▶ Written exercise: Each line should be copied exactly.

▶ Records to use:
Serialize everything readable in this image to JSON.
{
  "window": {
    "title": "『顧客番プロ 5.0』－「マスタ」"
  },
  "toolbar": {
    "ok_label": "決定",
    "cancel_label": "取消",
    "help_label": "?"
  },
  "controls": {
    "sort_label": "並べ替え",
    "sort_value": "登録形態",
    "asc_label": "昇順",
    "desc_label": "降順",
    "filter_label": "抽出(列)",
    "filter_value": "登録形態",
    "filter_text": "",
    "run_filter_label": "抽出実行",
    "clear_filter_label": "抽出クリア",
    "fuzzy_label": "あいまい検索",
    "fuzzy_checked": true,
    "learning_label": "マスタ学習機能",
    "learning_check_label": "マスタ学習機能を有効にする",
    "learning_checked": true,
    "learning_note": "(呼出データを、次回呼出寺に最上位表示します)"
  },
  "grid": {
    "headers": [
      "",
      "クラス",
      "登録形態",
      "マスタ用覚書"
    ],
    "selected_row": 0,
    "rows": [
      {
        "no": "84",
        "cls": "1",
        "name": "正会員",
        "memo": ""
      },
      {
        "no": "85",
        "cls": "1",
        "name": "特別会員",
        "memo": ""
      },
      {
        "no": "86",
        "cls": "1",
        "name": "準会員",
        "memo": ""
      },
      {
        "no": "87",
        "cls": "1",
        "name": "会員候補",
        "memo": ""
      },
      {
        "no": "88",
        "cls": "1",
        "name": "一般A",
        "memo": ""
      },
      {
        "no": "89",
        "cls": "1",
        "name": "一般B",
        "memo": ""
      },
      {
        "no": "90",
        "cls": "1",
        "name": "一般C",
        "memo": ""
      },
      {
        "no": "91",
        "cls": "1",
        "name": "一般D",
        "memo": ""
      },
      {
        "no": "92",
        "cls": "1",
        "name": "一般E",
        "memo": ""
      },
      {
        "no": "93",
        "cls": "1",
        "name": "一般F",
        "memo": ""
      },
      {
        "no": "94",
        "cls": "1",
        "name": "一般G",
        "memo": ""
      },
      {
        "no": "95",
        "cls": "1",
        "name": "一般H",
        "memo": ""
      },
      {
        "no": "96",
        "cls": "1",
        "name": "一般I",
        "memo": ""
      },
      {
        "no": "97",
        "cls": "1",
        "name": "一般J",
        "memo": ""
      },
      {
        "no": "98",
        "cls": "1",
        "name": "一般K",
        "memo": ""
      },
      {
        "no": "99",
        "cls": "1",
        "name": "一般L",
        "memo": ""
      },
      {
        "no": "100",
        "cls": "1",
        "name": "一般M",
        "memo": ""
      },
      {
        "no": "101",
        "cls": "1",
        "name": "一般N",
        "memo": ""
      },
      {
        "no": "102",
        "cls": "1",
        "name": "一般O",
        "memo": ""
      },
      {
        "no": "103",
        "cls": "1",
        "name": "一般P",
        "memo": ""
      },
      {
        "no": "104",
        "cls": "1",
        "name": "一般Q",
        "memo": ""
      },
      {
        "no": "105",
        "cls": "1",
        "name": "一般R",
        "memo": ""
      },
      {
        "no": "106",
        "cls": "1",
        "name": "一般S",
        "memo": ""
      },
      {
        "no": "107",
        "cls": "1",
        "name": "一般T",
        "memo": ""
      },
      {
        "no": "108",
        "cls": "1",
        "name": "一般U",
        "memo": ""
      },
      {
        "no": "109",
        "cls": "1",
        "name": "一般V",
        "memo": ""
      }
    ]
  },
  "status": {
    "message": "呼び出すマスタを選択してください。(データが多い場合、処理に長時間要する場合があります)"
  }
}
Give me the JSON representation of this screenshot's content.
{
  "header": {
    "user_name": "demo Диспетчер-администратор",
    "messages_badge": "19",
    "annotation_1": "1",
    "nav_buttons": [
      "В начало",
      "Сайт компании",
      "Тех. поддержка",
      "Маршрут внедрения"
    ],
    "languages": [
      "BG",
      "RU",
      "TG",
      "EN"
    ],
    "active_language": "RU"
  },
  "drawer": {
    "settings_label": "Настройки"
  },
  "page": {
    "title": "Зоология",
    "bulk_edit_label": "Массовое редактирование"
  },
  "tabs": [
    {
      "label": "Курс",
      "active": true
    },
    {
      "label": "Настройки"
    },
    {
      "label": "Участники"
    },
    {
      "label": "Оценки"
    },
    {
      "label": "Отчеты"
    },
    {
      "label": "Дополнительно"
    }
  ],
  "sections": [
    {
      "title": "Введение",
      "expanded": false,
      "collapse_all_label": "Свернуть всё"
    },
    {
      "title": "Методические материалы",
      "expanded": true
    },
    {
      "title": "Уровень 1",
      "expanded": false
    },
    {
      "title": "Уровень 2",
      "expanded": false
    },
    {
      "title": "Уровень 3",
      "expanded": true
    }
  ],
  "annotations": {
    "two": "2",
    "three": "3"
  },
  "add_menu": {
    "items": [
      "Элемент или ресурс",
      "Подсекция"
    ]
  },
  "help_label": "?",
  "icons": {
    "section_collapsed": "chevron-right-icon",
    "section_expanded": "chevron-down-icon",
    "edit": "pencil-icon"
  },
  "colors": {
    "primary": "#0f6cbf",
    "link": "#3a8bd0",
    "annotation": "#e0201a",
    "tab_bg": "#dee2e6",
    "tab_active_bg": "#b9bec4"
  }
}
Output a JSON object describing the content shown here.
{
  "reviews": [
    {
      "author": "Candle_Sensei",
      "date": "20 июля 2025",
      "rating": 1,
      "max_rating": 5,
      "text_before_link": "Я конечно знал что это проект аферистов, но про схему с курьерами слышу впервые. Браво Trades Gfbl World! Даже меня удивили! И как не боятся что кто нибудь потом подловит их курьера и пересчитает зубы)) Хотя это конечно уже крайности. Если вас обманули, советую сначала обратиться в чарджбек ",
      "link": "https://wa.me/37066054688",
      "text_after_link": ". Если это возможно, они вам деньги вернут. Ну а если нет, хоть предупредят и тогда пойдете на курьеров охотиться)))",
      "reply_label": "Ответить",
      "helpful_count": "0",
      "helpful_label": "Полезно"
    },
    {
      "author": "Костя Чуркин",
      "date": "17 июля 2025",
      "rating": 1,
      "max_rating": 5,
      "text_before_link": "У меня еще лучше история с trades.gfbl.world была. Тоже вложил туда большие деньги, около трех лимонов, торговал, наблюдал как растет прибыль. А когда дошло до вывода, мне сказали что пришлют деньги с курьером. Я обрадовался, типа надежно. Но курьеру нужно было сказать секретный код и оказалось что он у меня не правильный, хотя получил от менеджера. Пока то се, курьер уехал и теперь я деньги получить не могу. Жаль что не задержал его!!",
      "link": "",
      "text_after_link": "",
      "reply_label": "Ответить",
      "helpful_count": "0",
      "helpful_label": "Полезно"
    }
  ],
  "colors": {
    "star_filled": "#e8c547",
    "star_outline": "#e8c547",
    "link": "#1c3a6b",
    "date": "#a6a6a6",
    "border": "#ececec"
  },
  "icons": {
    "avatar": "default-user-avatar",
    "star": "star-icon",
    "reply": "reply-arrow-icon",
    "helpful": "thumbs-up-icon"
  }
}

▶ Response to this task:
Serialize everything readable in this image to JSON.
{
  "window": {
    "title": "『顧客番プロ 5.0』－「マスタ」"
  },
  "toolbar": {
    "ok_label": "決定",
    "cancel_label": "取消",
    "help_label": "?"
  },
  "controls": {
    "sort_label": "並べ替え",
    "sort_value": "登録形態",
    "asc_label": "昇順",
    "desc_label": "降順",
    "filter_label": "抽出(列)",
    "filter_value": "登録形態",
    "filter_text": "",
    "run_filter_label": "抽出実行",
    "clear_filter_label": "抽出クリア",
    "fuzzy_label": "あいまい検索",
    "fuzzy_checked": true,
    "learning_label": "マスタ学習機能",
    "learning_check_label": "マスタ学習機能を有効にする",
    "learning_checked": true,
    "learning_note": "(呼出データを、次回呼出寺に最上位表示します)"
  },
  "grid": {
    "headers": [
      "",
      "クラス",
      "登録形態",
      "マスタ用覚書"
    ],
    "selected_row": 0,
    "rows": [
      {
        "no": "84",
        "cls": "1",
        "name": "正会員",
        "memo": ""
      },
      {
        "no": "85",
        "cls": "1",
        "name": "特別会員",
        "memo": ""
      },
      {
        "no": "86",
        "cls": "1",
        "name": "準会員",
        "memo": ""
      },
      {
        "no": "87",
        "cls": "1",
        "name": "会員候補",
        "memo": ""
      },
      {
        "no": "88",
        "cls": "1",
        "name": "一般A",
        "memo": ""
      },
      {
        "no": "89",
        "cls": "1",
        "name": "一般B",
        "memo": ""
      },
      {
        "no": "90",
        "cls": "1",
        "name": "一般C",
        "memo": ""
      },
      {
        "no": "91",
        "cls": "1",
        "name": "一般D",
        "memo": ""
      },
      {
        "no": "92",
        "cls": "1",
        "name": "一般E",
        "memo": ""
      },
      {
        "no": "93",
        "cls": "1",
        "name": "一般F",
        "memo": ""
      },
      {
        "no": "94",
        "cls": "1",
        "name": "一般G",
        "memo": ""
      },
      {
        "no": "95",
        "cls": "1",
        "name": "一般H",
        "memo": ""
      },
      {
        "no": "96",
        "cls": "1",
        "name": "一般I",
        "memo": ""
      },
      {
        "no": "97",
        "cls": "1",
        "name": "一般J",
        "memo": ""
      },
      {
        "no": "98",
        "cls": "1",
        "name": "一般K",
        "memo": ""
      },
      {
        "no": "99",
        "cls": "1",
        "name": "一般L",
        "memo": ""
      },
      {
        "no": "100",
        "cls": "1",
        "name": "一般M",
        "memo": ""
      },
      {
        "no": "101",
        "cls": "1",
        "name": "一般N",
        "memo": ""
      },
      {
        "no": "102",
        "cls": "1",
        "name": "一般O",
        "memo": ""
      },
      {
        "no": "103",
        "cls": "1",
        "name": "一般P",
        "memo": ""
      },
      {
        "no": "104",
        "cls": "1",
        "name": "一般Q",
        "memo": ""
      },
      {
        "no": "105",
        "cls": "1",
        "name": "一般R",
        "memo": ""
      },
      {
        "no": "106",
        "cls": "1",
        "name": "一般S",
        "memo": ""
      },
      {
        "no": "107",
        "cls": "1",
        "name": "一般T",
        "memo": ""
      },
      {
        "no": "108",
        "cls": "1",
        "name": "一般U",
        "memo": ""
      },
      {
        "no": "109",
        "cls": "1",
        "name": "一般V",
        "memo": ""
      }
    ]
  },
  "status": {
    "message": "呼び出すマスタを選択してください。(データが多い場合、処理に長時間要する場合があります)"
  }
}
Give me the JSON representation of this screenshot's content.
{
  "header": {
    "user_name": "demo Диспетчер-администратор",
    "messages_badge": "19",
    "annotation_1": "1",
    "nav_buttons": [
      "В начало",
      "Сайт компании",
      "Тех. поддержка",
      "Маршрут внедрения"
    ],
    "languages": [
      "BG",
      "RU",
      "TG",
      "EN"
    ],
    "active_language": "RU"
  },
  "drawer": {
    "settings_label": "Настройки"
  },
  "page": {
    "title": "Зоология",
    "bulk_edit_label": "Массовое редактирование"
  },
  "tabs": [
    {
      "label": "Курс",
      "active": true
    },
    {
      "label": "Настройки"
    },
    {
      "label": "Участники"
    },
    {
      "label": "Оценки"
    },
    {
      "label": "Отчеты"
    },
    {
      "label": "Дополнительно"
    }
  ],
  "sections": [
    {
      "title": "Введение",
      "expanded": false,
      "collapse_all_label": "Свернуть всё"
    },
    {
      "title": "Методические материалы",
      "expanded": true
    },
    {
      "title": "Уровень 1",
      "expanded": false
    },
    {
      "title": "Уровень 2",
      "expanded": false
    },
    {
      "title": "Уровень 3",
      "expanded": true
    }
  ],
  "annotations": {
    "two": "2",
    "three": "3"
  },
  "add_menu": {
    "items": [
      "Элемент или ресурс",
      "Подсекция"
    ]
  },
  "help_label": "?",
  "icons": {
    "section_collapsed": "chevron-right-icon",
    "section_expanded": "chevron-down-icon",
    "edit": "pencil-icon"
  },
  "colors": {
    "primary": "#0f6cbf",
    "link": "#3a8bd0",
    "annotation": "#e0201a",
    "tab_bg": "#dee2e6",
    "tab_active_bg": "#b9bec4"
  }
}
Output a JSON object describing the content shown here.
{
  "reviews": [
    {
      "author": "Candle_Sensei",
      "date": "20 июля 2025",
      "rating": 1,
      "max_rating": 5,
      "text_before_link": "Я конечно знал что это проект аферистов, но про схему с курьерами слышу впервые. Браво Trades Gfbl World! Даже меня удивили! И как не боятся что кто нибудь потом подловит их курьера и пересчитает зубы)) Хотя это конечно уже крайности. Если вас обманули, советую сначала обратиться в чарджбек ",
      "link": "https://wa.me/37066054688",
      "text_after_link": ". Если это возможно, они вам деньги вернут. Ну а если нет, хоть предупредят и тогда пойдете на курьеров охотиться)))",
      "reply_label": "Ответить",
      "helpful_count": "0",
      "helpful_label": "Полезно"
    },
    {
      "author": "Костя Чуркин",
      "date": "17 июля 2025",
      "rating": 1,
      "max_rating": 5,
      "text_before_link": "У меня еще лучше история с trades.gfbl.world была. Тоже вложил туда большие деньги, около трех лимонов, торговал, наблюдал как растет прибыль. А когда дошло до вывода, мне сказали что пришлют деньги с курьером. Я обрадовался, типа надежно. Но курьеру нужно было сказать секретный код и оказалось что он у меня не правильный, хотя получил от менеджера. Пока то се, курьер уехал и теперь я деньги получить не могу. Жаль что не задержал его!!",
      "link": "",
      "text_after_link": "",
      "reply_label": "Ответить",
      "helpful_count": "0",
      "helpful_label": "Полезно"
    }
  ],
  "colors": {
    "star_filled": "#e8c547",
    "star_outline": "#e8c547",
    "link": "#1c3a6b",
    "date": "#a6a6a6",
    "border": "#ececec"
  },
  "icons": {
    "avatar": "default-user-avatar",
    "star": "star-icon",
    "reply": "reply-arrow-icon",
    "helpful": "thumbs-up-icon"
  }
}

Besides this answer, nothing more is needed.